# [SHORT PROBLEM]
Repeat every record below exactly, but leave out any pictures.

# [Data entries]
>> Begin
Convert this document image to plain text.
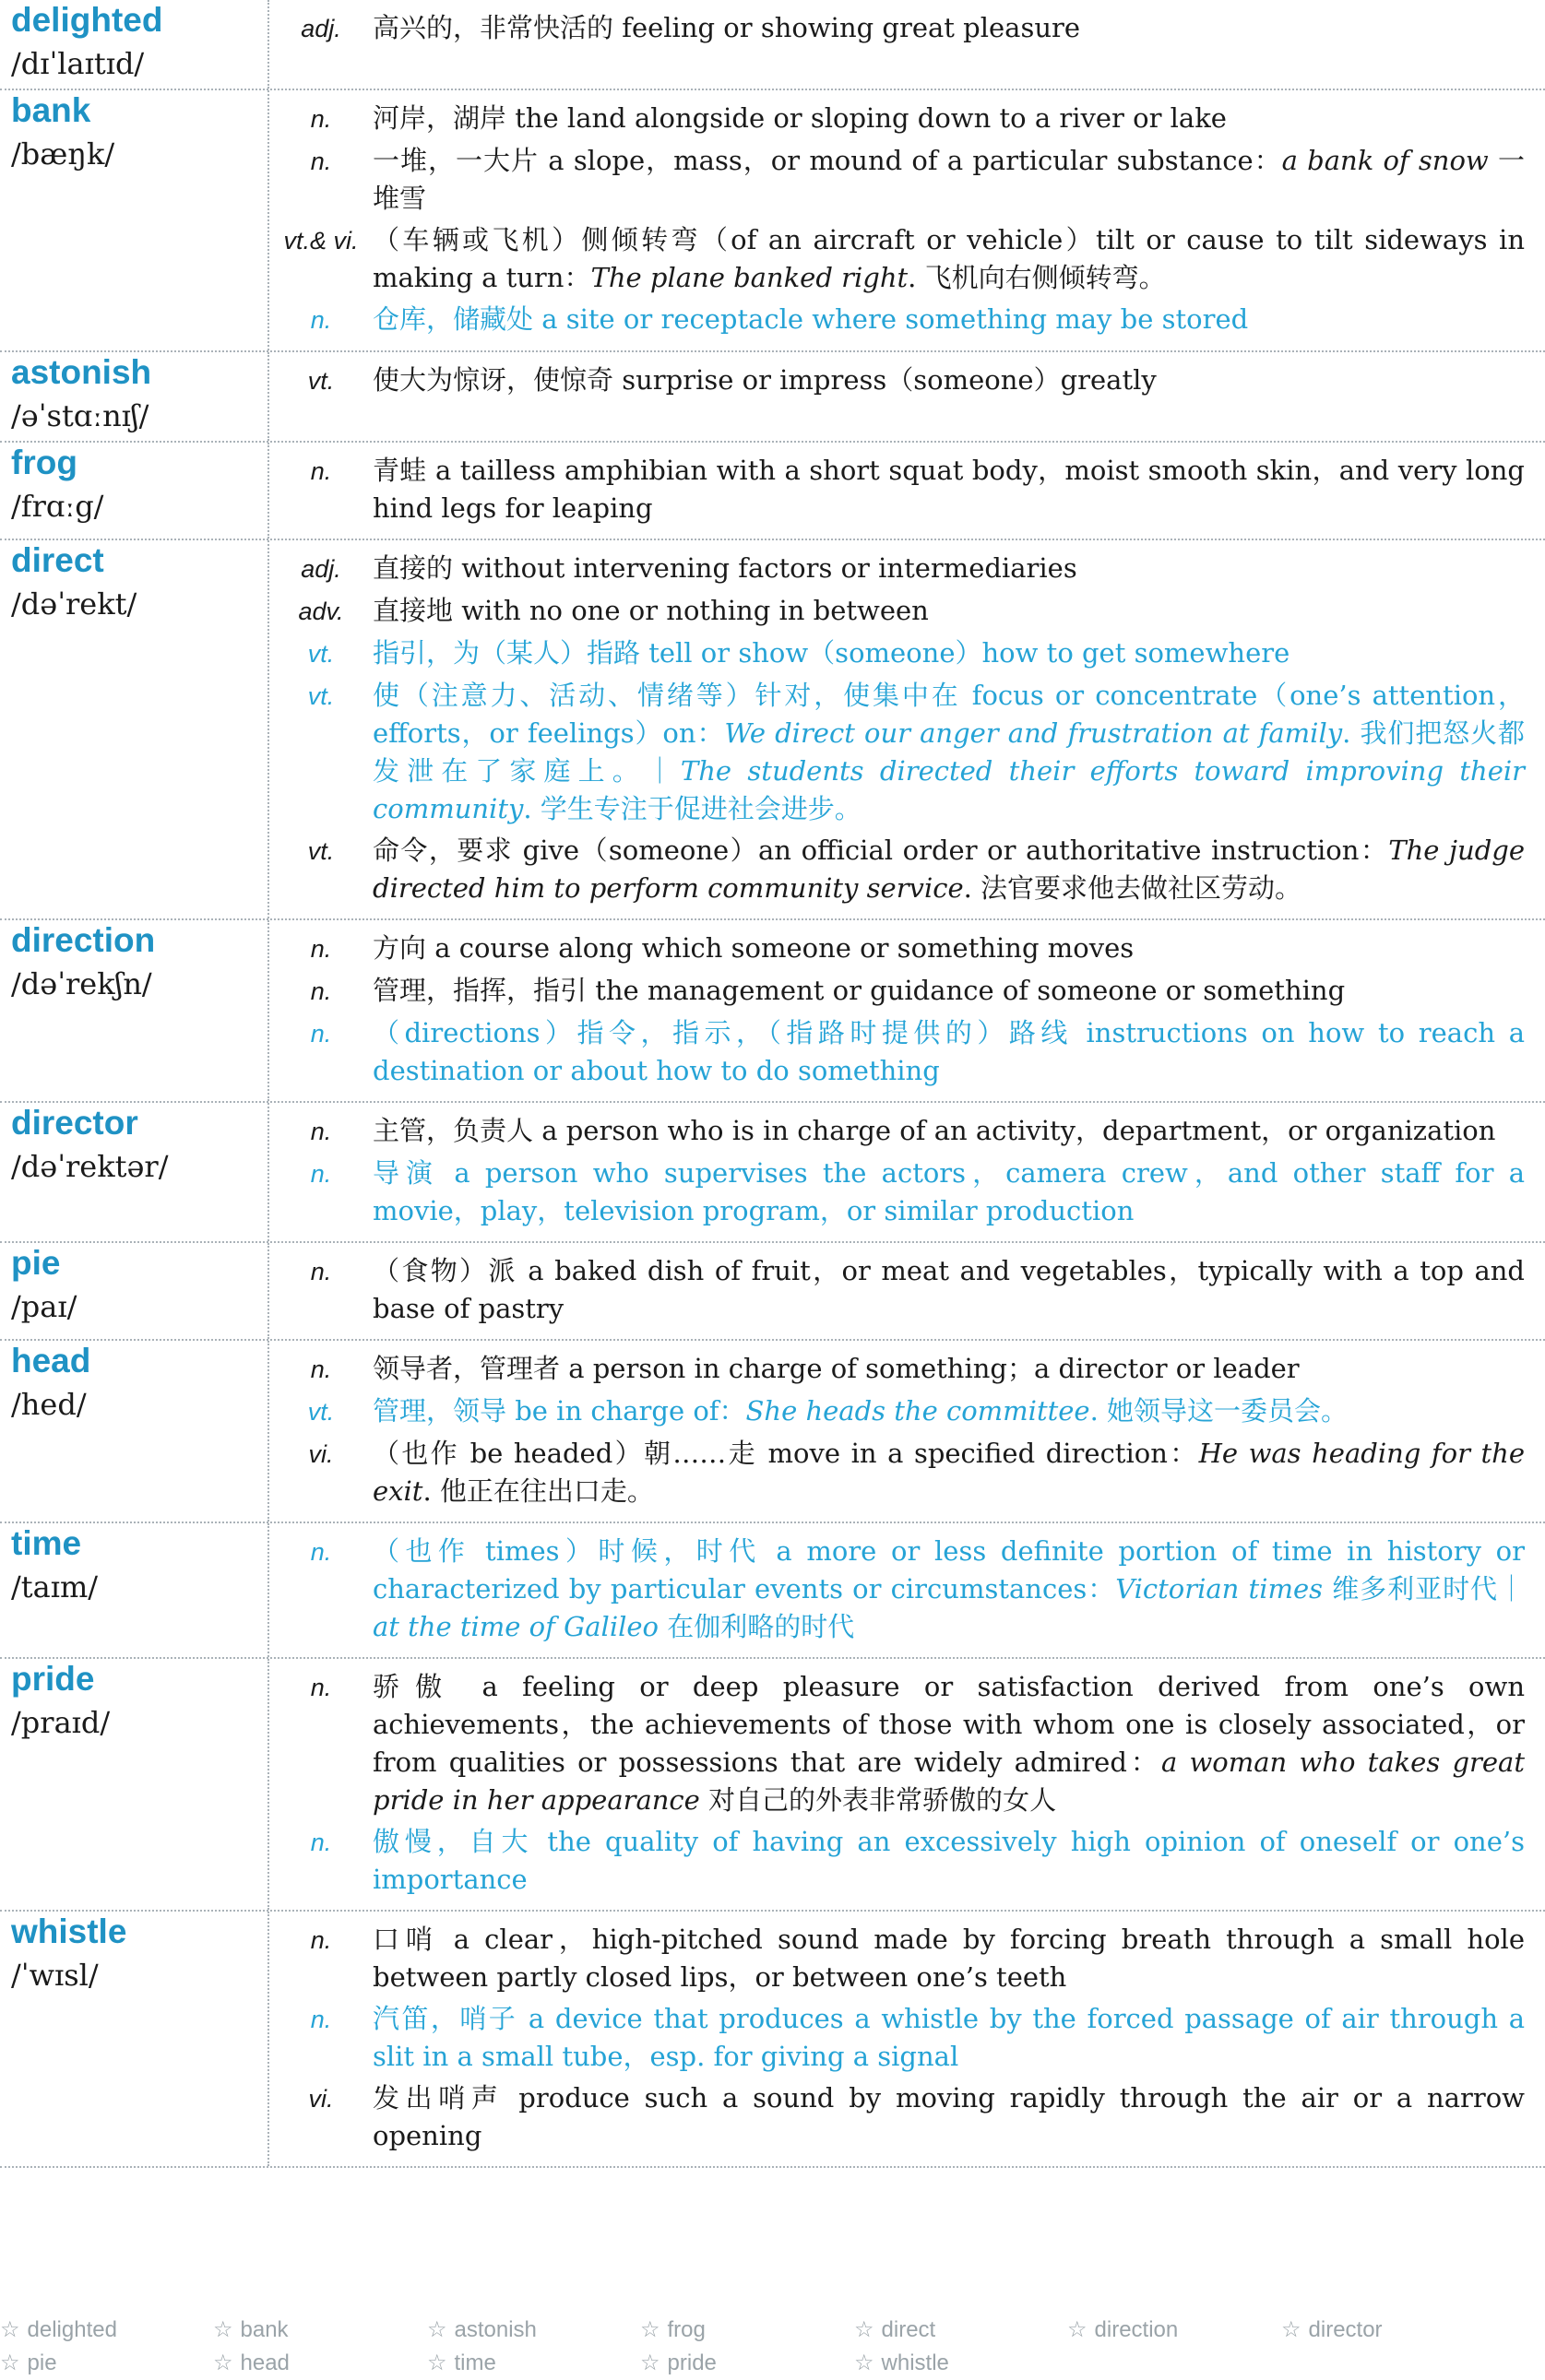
delighted
/dɪˈlaɪtɪd/
adj.	高兴的，非常快活的 feeling or showing great pleasure
bank
/bæŋk/
n.	河岸，湖岸 the land alongside or sloping down to a river or lake
n.	一堆，一大片 a slope，mass，or mound of a particular substance：a bank of snow 一堆雪
vt.& vi. （车辆或飞机）侧倾转弯（of an aircraft or vehicle）tilt or cause to tilt sideways in making a turn：The plane banked right. 飞机向右侧倾转弯。
n.	仓库，储藏处 a site or receptacle where something may be stored
astonish
/əˈstɑːnɪʃ/
vt.	使大为惊讶，使惊奇 surprise or impress（someone）greatly
frog
/frɑːg/
n.	青蛙 a tailless amphibian with a short squat body，moist smooth skin，and very long hind legs for leaping
direct
/dəˈrekt/
adj.	直接的 without intervening factors or intermediaries
adv.	直接地 with no one or nothing in between
vt.	指引，为（某人）指路 tell or show（someone）how to get somewhere
vt.	使（注意力、活动、情绪等）针对，使集中在 focus or concentrate（one’s attention，efforts，or feelings）on：We direct our anger and frustration at family. 我们把怒火都发泄在了家庭上。｜The students directed their efforts toward improving their community. 学生专注于促进社会进步。
vt.	命令，要求 give（someone）an official order or authoritative instruction：The judge directed him to perform community service. 法官要求他去做社区劳动。
direction
/dəˈrekʃn/
n.	方向 a course along which someone or something moves
n.	管理，指挥，指引 the management or guidance of someone or something
n.	（directions）指令，指示，（指路时提供的）路线 instructions on how to reach a destination or about how to do something
director
/dəˈrektər/
n.	主管，负责人 a person who is in charge of an activity，department，or organization
n.	导演 a person who supervises the actors，camera crew，and other staff for a movie，play，television program，or similar production
pie
/paɪ/
n.	（食物）派 a baked dish of fruit，or meat and vegetables，typically with a top and base of pastry
head
/hed/
n.	领导者，管理者 a person in charge of something；a director or leader
vt.	管理，领导 be in charge of：She heads the committee. 她领导这一委员会。
vi.	（也作 be headed）朝……走 move in a specified direction：He was heading for the exit. 他正在往出口走。
time
/taɪm/
n.	（也作 times）时候，时代 a more or less definite portion of time in history or characterized by particular events or circumstances：Victorian times 维多利亚时代｜at the time of Galileo 在伽利略的时代
pride
/praɪd/
n.	骄傲 a feeling or deep pleasure or satisfaction derived from one’s own achievements，the achievements of those with whom one is closely associated，or from qualities or possessions that are widely admired：a woman who takes great pride in her appearance 对自己的外表非常骄傲的女人
n.	傲慢，自大 the quality of having an excessively high opinion of oneself or one’s importance
whistle
/ˈwɪsl/
n.	口哨 a clear，high-pitched sound made by forcing breath through a small hole between partly closed lips，or between one’s teeth
n.	汽笛，哨子 a device that produces a whistle by the forced passage of air through a slit in a small tube，esp. for giving a signal
vi.	发出哨声 produce such a sound by moving rapidly through the air or a narrow opening
☆ delighted	☆ bank	☆ astonish	☆ frog	☆ direct	☆ direction	☆ director
☆ pie	☆ head	☆ time	☆ pride	☆ whistle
>> End
# [FINAL ANSWER]
Convert this document image to plain text.
delighted
/dɪˈlaɪtɪd/
adj.	高兴的，非常快活的 feeling or showing great pleasure
bank
/bæŋk/
n.	河岸，湖岸 the land alongside or sloping down to a river or lake
n.	一堆，一大片 a slope，mass，or mound of a particular substance：a bank of snow 一堆雪
vt.& vi. （车辆或飞机）侧倾转弯（of an aircraft or vehicle）tilt or cause to tilt sideways in making a turn：The plane banked right. 飞机向右侧倾转弯。
n.	仓库，储藏处 a site or receptacle where something may be stored
astonish
/əˈstɑːnɪʃ/
vt.	使大为惊讶，使惊奇 surprise or impress（someone）greatly
frog
/frɑːg/
n.	青蛙 a tailless amphibian with a short squat body，moist smooth skin，and very long hind legs for leaping
direct
/dəˈrekt/
adj.	直接的 without intervening factors or intermediaries
adv.	直接地 with no one or nothing in between
vt.	指引，为（某人）指路 tell or show（someone）how to get somewhere
vt.	使（注意力、活动、情绪等）针对，使集中在 focus or concentrate（one’s attention，efforts，or feelings）on：We direct our anger and frustration at family. 我们把怒火都发泄在了家庭上。｜The students directed their efforts toward improving their community. 学生专注于促进社会进步。
vt.	命令，要求 give（someone）an official order or authoritative instruction：The judge directed him to perform community service. 法官要求他去做社区劳动。
direction
/dəˈrekʃn/
n.	方向 a course along which someone or something moves
n.	管理，指挥，指引 the management or guidance of someone or something
n.	（directions）指令，指示，（指路时提供的）路线 instructions on how to reach a destination or about how to do something
director
/dəˈrektər/
n.	主管，负责人 a person who is in charge of an activity，department，or organization
n.	导演 a person who supervises the actors，camera crew，and other staff for a movie，play，television program，or similar production
pie
/paɪ/
n.	（食物）派 a baked dish of fruit，or meat and vegetables，typically with a top and base of pastry
head
/hed/
n.	领导者，管理者 a person in charge of something；a director or leader
vt.	管理，领导 be in charge of：She heads the committee. 她领导这一委员会。
vi.	（也作 be headed）朝……走 move in a specified direction：He was heading for the exit. 他正在往出口走。
time
/taɪm/
n.	（也作 times）时候，时代 a more or less definite portion of time in history or characterized by particular events or circumstances：Victorian times 维多利亚时代｜at the time of Galileo 在伽利略的时代
pride
/praɪd/
n.	骄傲 a feeling or deep pleasure or satisfaction derived from one’s own achievements，the achievements of those with whom one is closely associated，or from qualities or possessions that are widely admired：a woman who takes great pride in her appearance 对自己的外表非常骄傲的女人
n.	傲慢，自大 the quality of having an excessively high opinion of oneself or one’s importance
whistle
/ˈwɪsl/
n.	口哨 a clear，high-pitched sound made by forcing breath through a small hole between partly closed lips，or between one’s teeth
n.	汽笛，哨子 a device that produces a whistle by the forced passage of air through a slit in a small tube，esp. for giving a signal
vi.	发出哨声 produce such a sound by moving rapidly through the air or a narrow opening
☆ delighted	☆ bank	☆ astonish	☆ frog	☆ direct	☆ direction	☆ director
☆ pie	☆ head	☆ time	☆ pride	☆ whistle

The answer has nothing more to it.